■ THE PROBLEM
Drop all images and give the records again exactly.

■ ENTRIES PROVIDED
>>>

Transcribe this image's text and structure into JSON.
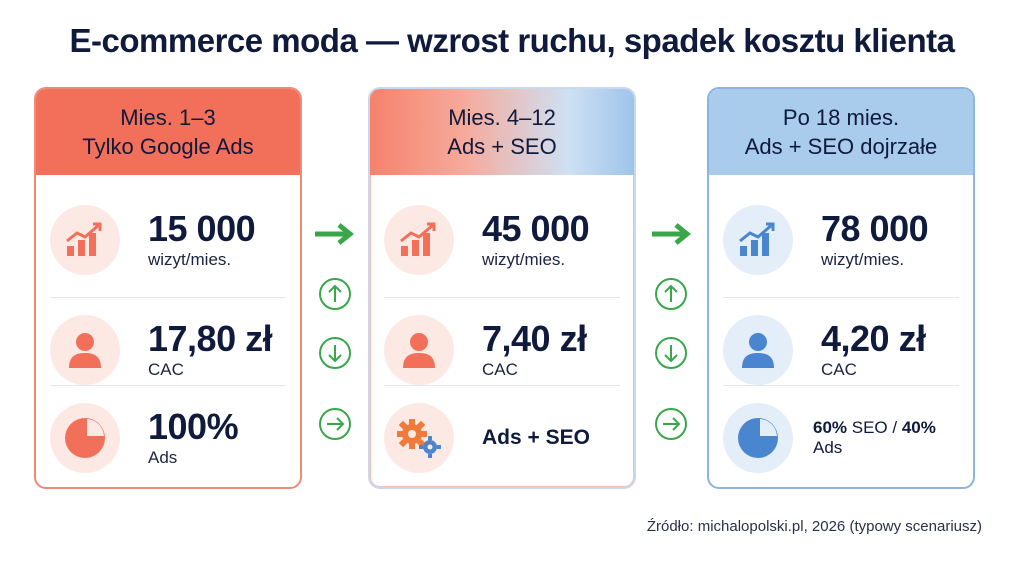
{
  "title": "E-commerce moda — wzrost ruchu, spadek kosztu klienta",
  "source": "Źródło: michalopolski.pl, 2026 (typowy scenariusz)",
  "stages": [
    {
      "header_line1": "Mies. 1–3",
      "header_line2": "Tylko Google Ads",
      "visits_value": "15 000",
      "visits_unit": "wizyt/mies.",
      "cac_value": "17,80 zł",
      "cac_label": "CAC",
      "mix_value": "100%",
      "mix_label": "Ads",
      "accent": "#f2705a"
    },
    {
      "header_line1": "Mies. 4–12",
      "header_line2": "Ads + SEO",
      "visits_value": "45 000",
      "visits_unit": "wizyt/mies.",
      "cac_value": "7,40 zł",
      "cac_label": "CAC",
      "mix_label": "Ads + SEO",
      "accent": "#f2705a"
    },
    {
      "header_line1": "Po 18 mies.",
      "header_line2": "Ads + SEO dojrzałe",
      "visits_value": "78 000",
      "visits_unit": "wizyt/mies.",
      "cac_value": "4,20 zł",
      "cac_label": "CAC",
      "mix_seo_pct": "60%",
      "mix_seo_label": " SEO / ",
      "mix_ads_pct": "40%",
      "mix_ads_label": " Ads",
      "accent": "#4a86cf"
    }
  ],
  "colors": {
    "green": "#3aa64a",
    "red": "#f2705a",
    "blue": "#4a86cf",
    "orange": "#f07a3a"
  },
  "icons": {
    "visits": "bar-chart-trend-icon",
    "cac": "user-icon",
    "mix": "pie-chart-icon",
    "mix_stage2": "gears-icon",
    "transition": "arrow-right-icon",
    "up": "arrow-up-circle-icon",
    "down": "arrow-down-circle-icon",
    "right": "arrow-right-circle-icon"
  }
}
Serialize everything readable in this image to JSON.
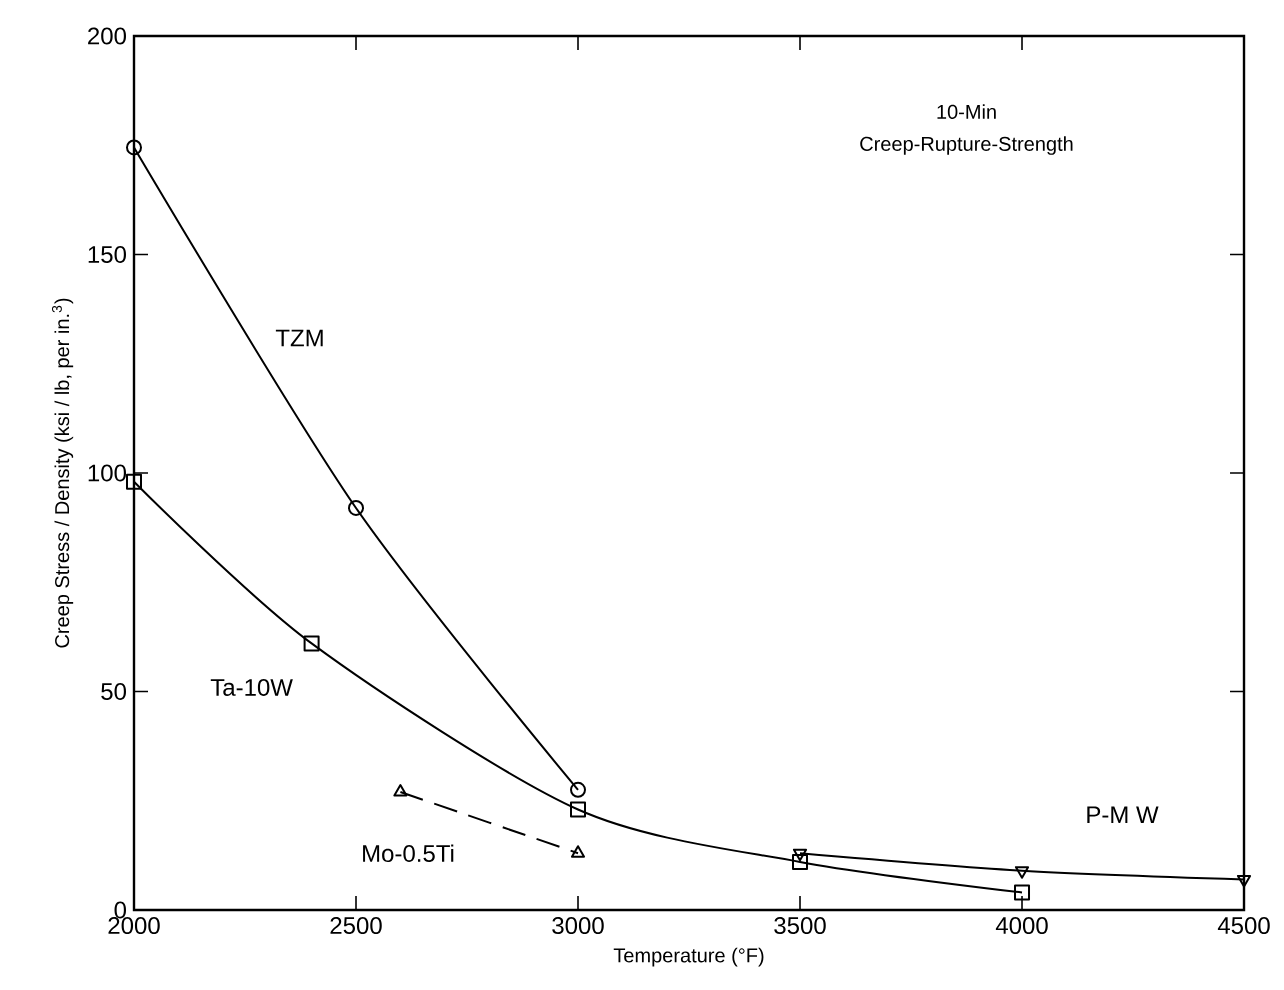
{
  "chart_data": {
    "type": "line",
    "xlabel": "Temperature (°F)",
    "ylabel": "Creep Stress / Density (ksi / lb, per in.$^{3}$)",
    "annotations": [
      "10-Min",
      "Creep-Rupture-Strength"
    ],
    "xlim": [
      2000,
      4500
    ],
    "xticks": [
      2000,
      2500,
      3000,
      3500,
      4000,
      4500
    ],
    "ylim": [
      0,
      200
    ],
    "yticks": [
      0,
      50,
      100,
      150,
      200
    ],
    "grid": false,
    "legend": false,
    "series": [
      {
        "name": "TZM",
        "color": "#000000",
        "marker": "circle",
        "line_style": "solid",
        "x": [
          2000,
          2500,
          3000
        ],
        "values": [
          174.5,
          92,
          27.5
        ]
      },
      {
        "name": "Ta-10W",
        "color": "#000000",
        "marker": "square",
        "line_style": "solid",
        "x": [
          2000,
          2400,
          3000,
          3500,
          4000
        ],
        "values": [
          98,
          61,
          23,
          11,
          4
        ]
      },
      {
        "name": "Mo-0.5Ti",
        "color": "#000000",
        "marker": "triangle",
        "line_style": "dashed",
        "x": [
          2600,
          3000
        ],
        "values": [
          27,
          13
        ]
      },
      {
        "name": "P-M W",
        "color": "#000000",
        "marker": "triangle down",
        "line_style": "solid",
        "x": [
          3500,
          4000,
          4500
        ],
        "values": [
          13,
          9,
          7
        ]
      }
    ]
  }
}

<<<

■ SOLUTION TO THIS TASK
Transcribe this image's text and structure into JSON.
{
  "title": "E-commerce moda — wzrost ruchu, spadek kosztu klienta",
  "source": "Źródło: michalopolski.pl, 2026 (typowy scenariusz)",
  "stages": [
    {
      "header_line1": "Mies. 1–3",
      "header_line2": "Tylko Google Ads",
      "visits_value": "15 000",
      "visits_unit": "wizyt/mies.",
      "cac_value": "17,80 zł",
      "cac_label": "CAC",
      "mix_value": "100%",
      "mix_label": "Ads",
      "accent": "#f2705a"
    },
    {
      "header_line1": "Mies. 4–12",
      "header_line2": "Ads + SEO",
      "visits_value": "45 000",
      "visits_unit": "wizyt/mies.",
      "cac_value": "7,40 zł",
      "cac_label": "CAC",
      "mix_label": "Ads + SEO",
      "accent": "#f2705a"
    },
    {
      "header_line1": "Po 18 mies.",
      "header_line2": "Ads + SEO dojrzałe",
      "visits_value": "78 000",
      "visits_unit": "wizyt/mies.",
      "cac_value": "4,20 zł",
      "cac_label": "CAC",
      "mix_seo_pct": "60%",
      "mix_seo_label": " SEO / ",
      "mix_ads_pct": "40%",
      "mix_ads_label": " Ads",
      "accent": "#4a86cf"
    }
  ],
  "colors": {
    "green": "#3aa64a",
    "red": "#f2705a",
    "blue": "#4a86cf",
    "orange": "#f07a3a"
  },
  "icons": {
    "visits": "bar-chart-trend-icon",
    "cac": "user-icon",
    "mix": "pie-chart-icon",
    "mix_stage2": "gears-icon",
    "transition": "arrow-right-icon",
    "up": "arrow-up-circle-icon",
    "down": "arrow-down-circle-icon",
    "right": "arrow-right-circle-icon"
  }
}
Serialize everything readable in this image to JSON.
{
  "chart_data": {
    "type": "line",
    "xlabel": "Temperature (°F)",
    "ylabel": "Creep Stress / Density (ksi / lb, per in.$^{3}$)",
    "annotations": [
      "10-Min",
      "Creep-Rupture-Strength"
    ],
    "xlim": [
      2000,
      4500
    ],
    "xticks": [
      2000,
      2500,
      3000,
      3500,
      4000,
      4500
    ],
    "ylim": [
      0,
      200
    ],
    "yticks": [
      0,
      50,
      100,
      150,
      200
    ],
    "grid": false,
    "legend": false,
    "series": [
      {
        "name": "TZM",
        "color": "#000000",
        "marker": "circle",
        "line_style": "solid",
        "x": [
          2000,
          2500,
          3000
        ],
        "values": [
          174.5,
          92,
          27.5
        ]
      },
      {
        "name": "Ta-10W",
        "color": "#000000",
        "marker": "square",
        "line_style": "solid",
        "x": [
          2000,
          2400,
          3000,
          3500,
          4000
        ],
        "values": [
          98,
          61,
          23,
          11,
          4
        ]
      },
      {
        "name": "Mo-0.5Ti",
        "color": "#000000",
        "marker": "triangle",
        "line_style": "dashed",
        "x": [
          2600,
          3000
        ],
        "values": [
          27,
          13
        ]
      },
      {
        "name": "P-M W",
        "color": "#000000",
        "marker": "triangle down",
        "line_style": "solid",
        "x": [
          3500,
          4000,
          4500
        ],
        "values": [
          13,
          9,
          7
        ]
      }
    ]
  }
}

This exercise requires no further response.